EXERCISE GOAL:
Count the lines in the data below that contain the string "pane". Reply with the number only.

##### DATA PROVIDED #####

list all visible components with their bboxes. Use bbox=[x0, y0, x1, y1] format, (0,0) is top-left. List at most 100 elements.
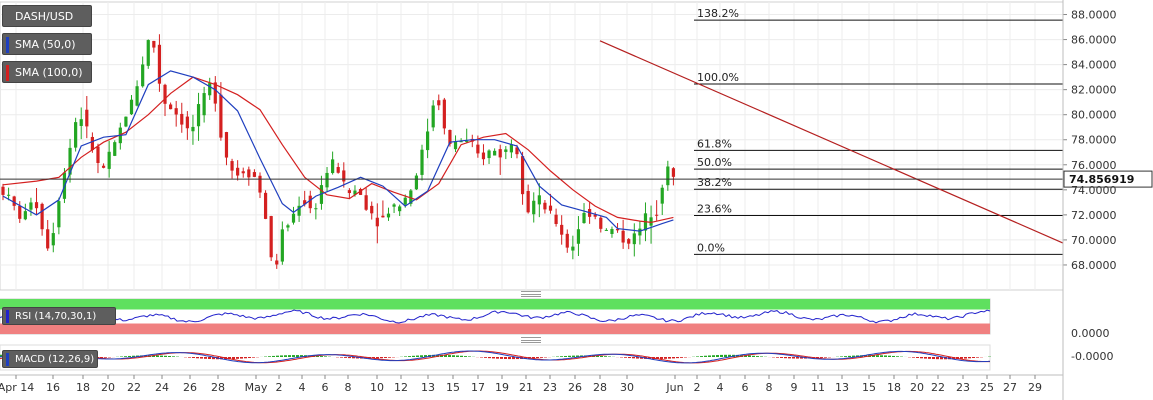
macd-histogram-bar bbox=[124, 356, 127, 357]
x-tick-label: 15 bbox=[862, 381, 876, 394]
candlestick bbox=[671, 167, 676, 186]
sma100-legend[interactable]: SMA (100,0) bbox=[2, 61, 92, 83]
x-tick-label: 21 bbox=[519, 381, 533, 394]
rsi-pane-resize-handle[interactable] bbox=[521, 291, 541, 297]
macd-histogram-bar bbox=[532, 357, 535, 359]
macd-histogram-bar bbox=[296, 355, 299, 357]
macd-histogram-bar bbox=[372, 357, 375, 359]
candle-body bbox=[79, 119, 83, 126]
y-tick-label: 74.0000 bbox=[1071, 184, 1117, 197]
candle-body bbox=[247, 169, 251, 178]
sma100-color-swatch bbox=[6, 65, 9, 81]
candle-body bbox=[632, 233, 636, 245]
candlestick bbox=[263, 190, 268, 220]
macd-histogram-bar bbox=[280, 355, 283, 357]
macd-histogram-bar bbox=[784, 357, 787, 359]
macd-histogram-bar bbox=[636, 357, 639, 359]
macd-histogram-bar bbox=[512, 357, 515, 360]
price-axis[interactable]: 88.0000 86.0000 84.0000 82.0000 80.0000 78.00… bbox=[1062, 0, 1117, 400]
candlestick bbox=[51, 222, 55, 253]
macd-histogram-bar bbox=[780, 357, 783, 358]
macd-histogram-bar bbox=[896, 356, 899, 357]
macd-pane-resize-handle[interactable] bbox=[521, 337, 541, 343]
candlestick bbox=[582, 203, 586, 224]
candlestick bbox=[375, 203, 379, 244]
candle-body bbox=[129, 99, 134, 115]
rsi-oversold-zone bbox=[0, 323, 990, 334]
current-price-tag bbox=[1063, 170, 1153, 188]
fib-level-label: 38.2% bbox=[697, 176, 732, 189]
macd-histogram-bar bbox=[728, 354, 731, 357]
time-axis[interactable]: Apr 14 16 18 20 22 24 26 28 May 2 4 6 8 10 12 13 15 17 19 2… bbox=[0, 374, 1063, 394]
candle-body bbox=[331, 159, 335, 174]
trendline[interactable] bbox=[599, 40, 1064, 244]
sma50-legend[interactable]: SMA (50,0) bbox=[2, 33, 92, 55]
macd-histogram-bar bbox=[204, 357, 207, 359]
macd-histogram-bar bbox=[872, 355, 875, 357]
candle-body bbox=[90, 136, 94, 151]
fib-level-label: 0.0% bbox=[697, 241, 725, 254]
rsi-legend[interactable]: RSI (14,70,30,1) bbox=[2, 307, 116, 325]
x-tick-label: 20 bbox=[910, 381, 924, 394]
macd-histogram-bar bbox=[648, 357, 651, 360]
candlestick bbox=[364, 187, 368, 211]
candle-body bbox=[141, 64, 145, 87]
symbol-label: DASH/USD bbox=[15, 10, 74, 23]
macd-histogram-bar bbox=[288, 355, 291, 357]
candlestick bbox=[414, 173, 419, 191]
candle-body bbox=[493, 150, 497, 156]
candlestick bbox=[230, 158, 234, 179]
x-tick-label: 23 bbox=[543, 381, 557, 394]
candlestick bbox=[202, 86, 206, 123]
macd-legend[interactable]: MACD (12,26,9) bbox=[2, 350, 98, 368]
candle-body bbox=[543, 202, 547, 210]
rsi-label: RSI (14,70,30,1) bbox=[15, 311, 97, 322]
macd-histogram-bar bbox=[600, 355, 603, 357]
macd-histogram-bar bbox=[880, 355, 883, 357]
symbol-legend[interactable]: DASH/USD bbox=[2, 5, 92, 27]
macd-histogram-bar bbox=[776, 357, 779, 358]
candlestick bbox=[113, 140, 117, 157]
candle-body bbox=[392, 204, 396, 207]
candle-body bbox=[303, 200, 307, 205]
macd-histogram-bar bbox=[152, 355, 155, 357]
candle-body bbox=[576, 229, 581, 244]
candle-body bbox=[381, 215, 385, 218]
macd-histogram-bar bbox=[196, 357, 199, 359]
candle-body bbox=[604, 229, 608, 231]
macd-pane: -0.0000 bbox=[0, 344, 1113, 371]
macd-histogram-bar bbox=[576, 355, 579, 357]
candlestick bbox=[236, 160, 240, 181]
macd-histogram-bar bbox=[464, 356, 467, 357]
macd-histogram-bar bbox=[220, 357, 223, 360]
macd-histogram-bar bbox=[912, 357, 915, 358]
macd-histogram-bar bbox=[632, 357, 635, 359]
candlestick bbox=[241, 167, 245, 178]
candlestick bbox=[448, 129, 452, 147]
candlestick bbox=[85, 96, 89, 139]
macd-histogram-bar bbox=[376, 357, 379, 359]
candlestick bbox=[146, 39, 150, 69]
macd-histogram-bar bbox=[928, 357, 931, 359]
price-plot-area bbox=[0, 1, 1064, 291]
candlestick bbox=[252, 169, 257, 178]
macd-line bbox=[0, 350, 991, 364]
macd-histogram-bar bbox=[748, 355, 751, 357]
macd-histogram-bar bbox=[964, 357, 967, 359]
candle-body bbox=[660, 187, 664, 204]
candle-body bbox=[615, 229, 620, 231]
macd-histogram-bar bbox=[744, 355, 747, 357]
candlestick bbox=[124, 116, 128, 128]
macd-histogram-bar bbox=[628, 357, 631, 359]
fib-level-label: 100.0% bbox=[697, 71, 739, 84]
x-tick-label: 8 bbox=[345, 381, 352, 394]
candle-body bbox=[481, 152, 486, 160]
candle-body bbox=[453, 141, 458, 150]
x-tick-label: 12 bbox=[394, 381, 408, 394]
macd-histogram-bar bbox=[380, 357, 383, 359]
macd-histogram-bar bbox=[560, 356, 563, 357]
rsi-color-swatch bbox=[6, 310, 9, 323]
candle-body bbox=[627, 239, 631, 244]
candlestick bbox=[101, 163, 106, 169]
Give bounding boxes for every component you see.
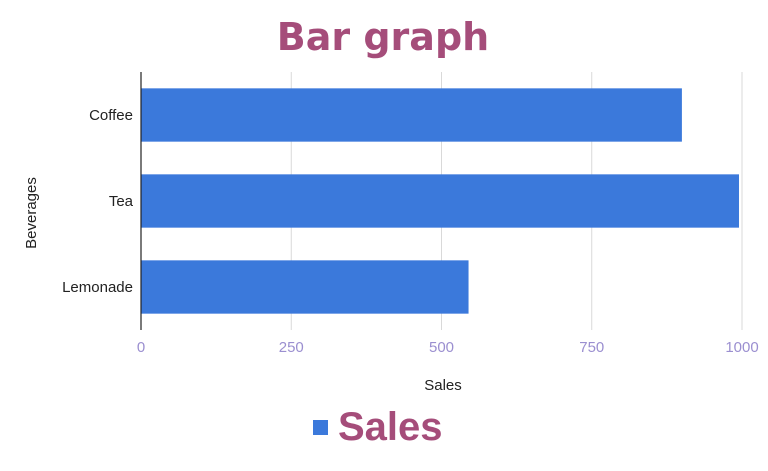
x-tick-label: 500	[429, 339, 454, 356]
legend-label: Sales	[338, 405, 443, 449]
chart-title: Bar graph	[277, 15, 489, 59]
x-tick-label: 750	[579, 339, 604, 356]
x-tick-label: 1000	[725, 339, 758, 356]
bar-coffee	[141, 88, 682, 142]
legend-swatch	[313, 420, 328, 435]
x-tick-label: 0	[137, 339, 145, 356]
y-axis-title: Beverages	[23, 177, 40, 249]
legend: Sales	[313, 405, 443, 449]
x-tick-labels: 0 250 500 750 1000	[137, 339, 759, 356]
category-label: Lemonade	[62, 279, 133, 296]
bar-lemonade	[141, 260, 469, 314]
category-label: Coffee	[89, 107, 133, 124]
x-axis-title: Sales	[424, 377, 462, 394]
x-tick-label: 250	[279, 339, 304, 356]
category-labels: Coffee Tea Lemonade	[62, 107, 134, 296]
bar-tea	[141, 174, 739, 228]
bars	[141, 88, 739, 314]
category-label: Tea	[109, 193, 134, 210]
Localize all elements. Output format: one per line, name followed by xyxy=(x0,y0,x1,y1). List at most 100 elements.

#####

WRITTEN ANSWER:
3